• **Passage**

....

He is often credited with inventing the geostationary communications satellite, although in fact he did not originate the idea.

Formulated "Clarke's three laws", the third being the most famous and oft cited:
  1. When a distinguished but elderly scientist states that something is possible, he is almost certainly right. When he states that something is impossible, he is very probably wrong.
  2. The only way of discovering the limits of the possible is to venture a little way past them into the impossible.
  3. Any sufficiently advanced technology is indistinguishable from magic.

He wrote the Space Odyssey sequels himself, without the input of Stanley Kubrick — each installment gets increasingly more literal and with less left to the imagination, up till 3001 which retcons all the fantastical elements out of the original story (and only has its actual plot start two-thirds of the way through the book, the preceding chapters consisting entirely of the literary equivalent of Scenery Porn). The Time Odyssey series was likewise "co-written with" Stephen Baxter. It shows there, too.

Has an award named after him.

A 1981 episode of The Goodies spoofed him as "the inventor of the digital lawnmower".

This author's works with their own trope pages include:

His other works provide examples of:

  • Author Appeal:
    • Communications satellites.

....

• **Task instructions**
a: According to the passage about Clarke, in what year did an episode of The Goodies spoof him?
b: Reproduce the passage about Clarke between "3. Any sufficiently" and "named after him.", inclusive.

• **Raw data**
....

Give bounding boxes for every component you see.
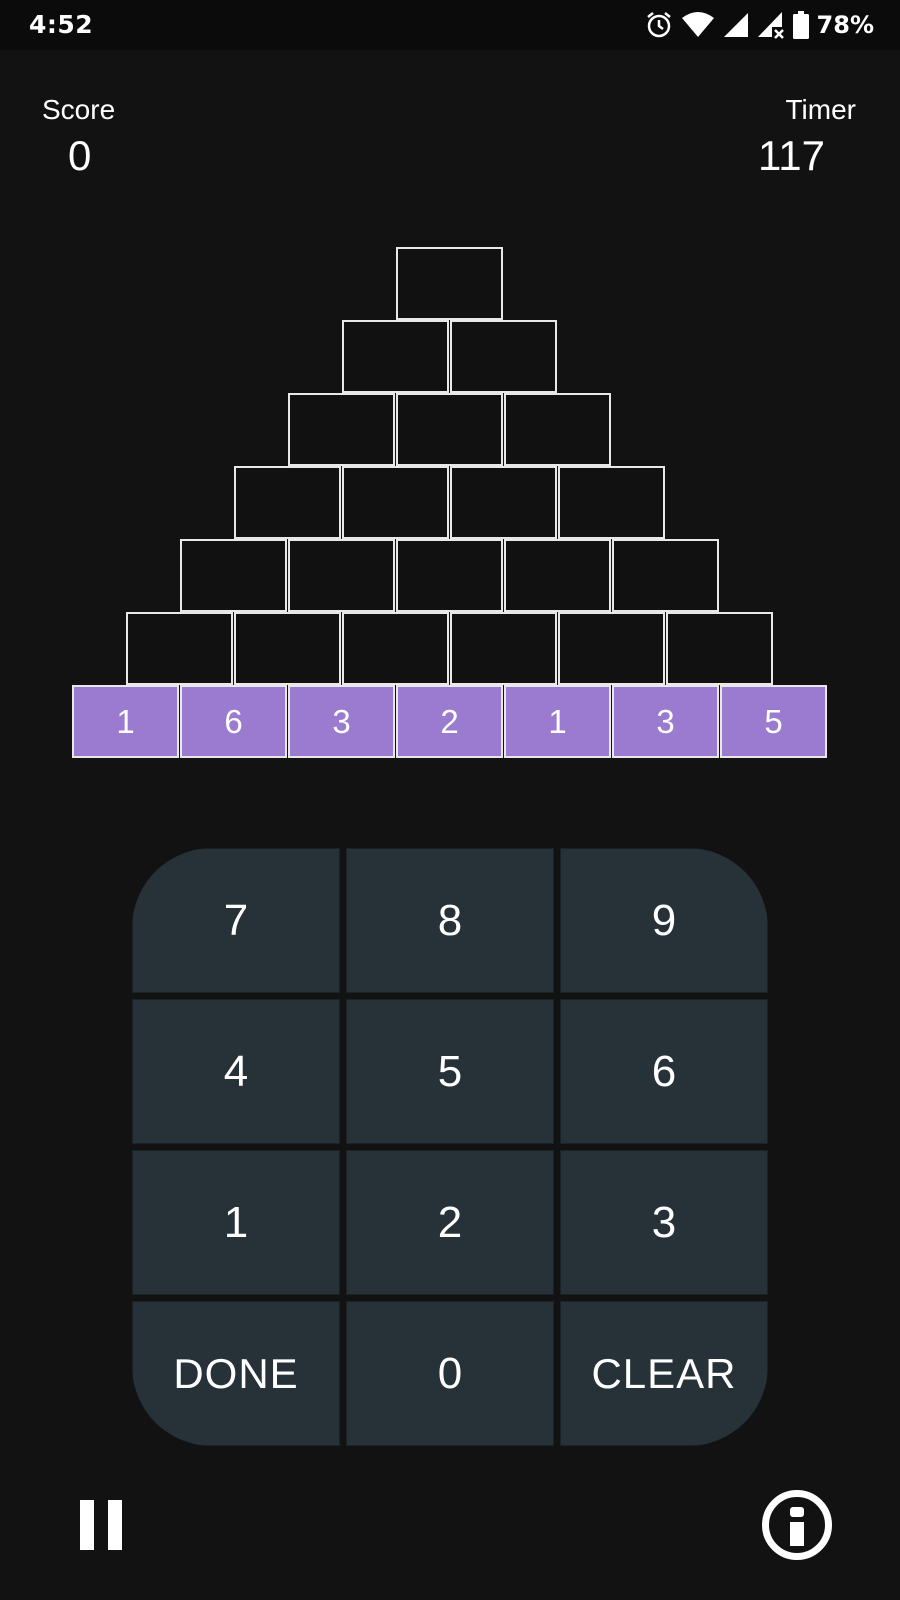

....

• **Solutions by task**
a: 1981

b:
3. Any sufficiently advanced technology is indistinguishable from magic.

He wrote the Space Odyssey sequels himself, without the input of Stanley Kubrick — each installment gets increasingly more literal and with less left to the imagination, up till 3001 which retcons all the fantastical elements out of the original story (and only has its actual plot start two-thirds of the way through the book, the preceding chapters consisting entirely of the literary equivalent of Scenery Porn). The Time Odyssey series was likewise "co-written with" Stephen Baxter. It shows there, too.

Has an award named after him.